Identify and pull out each line of the entries in which "закупках" occurs.

═══ Provided data ═══

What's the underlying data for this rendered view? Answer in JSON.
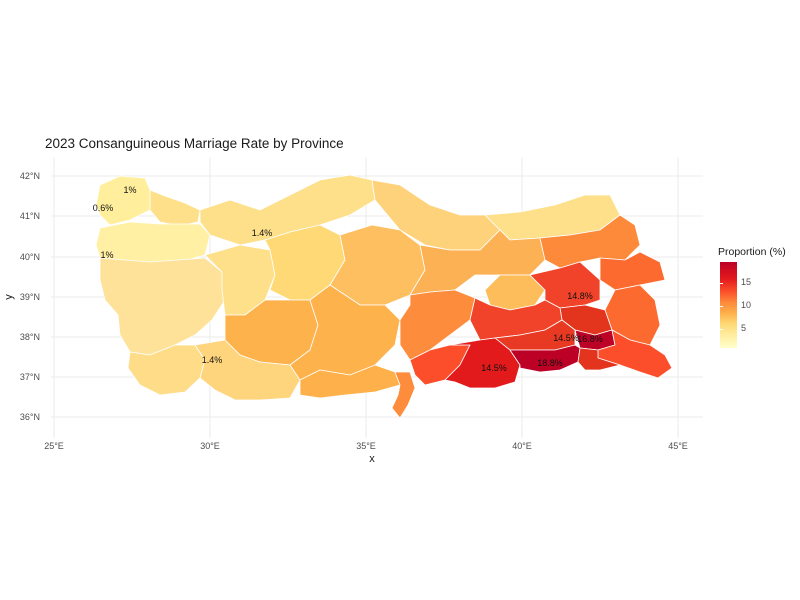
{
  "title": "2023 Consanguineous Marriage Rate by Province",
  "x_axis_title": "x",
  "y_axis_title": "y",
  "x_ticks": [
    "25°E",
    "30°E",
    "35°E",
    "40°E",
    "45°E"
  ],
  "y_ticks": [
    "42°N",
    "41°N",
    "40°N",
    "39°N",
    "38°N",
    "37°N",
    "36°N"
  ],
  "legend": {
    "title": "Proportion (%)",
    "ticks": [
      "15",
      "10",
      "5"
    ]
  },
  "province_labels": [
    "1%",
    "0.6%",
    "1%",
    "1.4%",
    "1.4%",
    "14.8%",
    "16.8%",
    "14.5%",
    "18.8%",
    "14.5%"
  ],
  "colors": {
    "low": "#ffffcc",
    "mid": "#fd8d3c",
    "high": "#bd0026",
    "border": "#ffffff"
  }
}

═══
═══ Provided data ═══

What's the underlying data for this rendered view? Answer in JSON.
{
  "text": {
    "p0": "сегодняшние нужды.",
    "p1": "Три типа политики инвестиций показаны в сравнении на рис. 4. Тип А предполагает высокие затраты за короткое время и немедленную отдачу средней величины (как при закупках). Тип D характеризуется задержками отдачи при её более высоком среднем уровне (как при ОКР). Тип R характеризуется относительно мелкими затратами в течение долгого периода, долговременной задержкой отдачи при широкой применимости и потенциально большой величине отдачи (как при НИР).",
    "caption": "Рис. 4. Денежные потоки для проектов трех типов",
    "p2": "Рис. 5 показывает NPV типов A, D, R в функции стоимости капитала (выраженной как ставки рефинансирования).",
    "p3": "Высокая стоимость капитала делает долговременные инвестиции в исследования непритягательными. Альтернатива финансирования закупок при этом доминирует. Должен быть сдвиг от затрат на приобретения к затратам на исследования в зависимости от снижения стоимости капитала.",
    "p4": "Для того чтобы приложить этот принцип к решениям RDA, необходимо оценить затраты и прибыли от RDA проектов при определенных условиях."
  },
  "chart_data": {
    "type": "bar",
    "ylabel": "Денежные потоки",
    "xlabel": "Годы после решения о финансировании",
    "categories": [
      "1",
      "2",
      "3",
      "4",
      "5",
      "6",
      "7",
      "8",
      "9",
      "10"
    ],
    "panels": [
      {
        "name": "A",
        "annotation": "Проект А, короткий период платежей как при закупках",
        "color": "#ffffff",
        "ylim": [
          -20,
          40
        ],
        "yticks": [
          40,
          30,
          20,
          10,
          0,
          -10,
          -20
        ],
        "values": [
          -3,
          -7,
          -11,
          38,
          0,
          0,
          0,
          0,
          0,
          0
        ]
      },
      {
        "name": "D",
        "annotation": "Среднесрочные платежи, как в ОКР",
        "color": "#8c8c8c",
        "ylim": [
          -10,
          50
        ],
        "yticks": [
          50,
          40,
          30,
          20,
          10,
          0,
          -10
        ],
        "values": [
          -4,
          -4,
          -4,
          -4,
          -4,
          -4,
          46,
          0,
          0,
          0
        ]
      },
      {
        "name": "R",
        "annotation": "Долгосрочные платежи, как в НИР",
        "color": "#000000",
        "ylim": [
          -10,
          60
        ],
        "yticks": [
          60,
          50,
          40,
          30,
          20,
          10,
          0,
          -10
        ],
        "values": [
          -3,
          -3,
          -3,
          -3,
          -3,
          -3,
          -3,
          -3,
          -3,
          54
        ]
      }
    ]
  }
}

═══
═══ Provided data ═══

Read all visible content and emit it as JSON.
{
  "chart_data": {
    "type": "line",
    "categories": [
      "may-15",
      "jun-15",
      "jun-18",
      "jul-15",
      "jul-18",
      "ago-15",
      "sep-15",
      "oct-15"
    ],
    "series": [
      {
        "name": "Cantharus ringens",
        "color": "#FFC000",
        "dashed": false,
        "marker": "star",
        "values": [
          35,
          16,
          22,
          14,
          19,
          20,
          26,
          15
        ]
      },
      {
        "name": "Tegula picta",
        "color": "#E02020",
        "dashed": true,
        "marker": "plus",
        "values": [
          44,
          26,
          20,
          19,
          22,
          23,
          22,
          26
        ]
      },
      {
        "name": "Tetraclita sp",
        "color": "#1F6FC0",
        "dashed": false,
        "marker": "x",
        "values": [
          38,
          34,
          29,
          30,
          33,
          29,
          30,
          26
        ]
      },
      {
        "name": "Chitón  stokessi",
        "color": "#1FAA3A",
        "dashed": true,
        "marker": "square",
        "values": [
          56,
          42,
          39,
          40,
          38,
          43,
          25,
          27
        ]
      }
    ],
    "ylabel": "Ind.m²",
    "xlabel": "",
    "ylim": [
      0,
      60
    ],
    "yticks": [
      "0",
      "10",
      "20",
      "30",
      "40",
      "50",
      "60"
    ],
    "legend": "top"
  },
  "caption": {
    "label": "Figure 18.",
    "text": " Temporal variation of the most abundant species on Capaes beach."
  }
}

═══

**Answer to this problem**
    "p1": "Три типа политики инвестиций показаны в сравнении на рис. 4. Тип А предполагает высокие затраты за короткое время и немедленную отдачу средней величины (как при закупках). Тип D характеризуется задержками отдачи при её более высоком среднем уровне (как при ОКР). Тип R характеризуется относительно мелкими затратами в течение долгого периода, долговременной задержкой отдачи при широкой применимости и потенциально большой величине отдачи (как при НИР).",
        "annotation": "Проект А, короткий период платежей как при закупках",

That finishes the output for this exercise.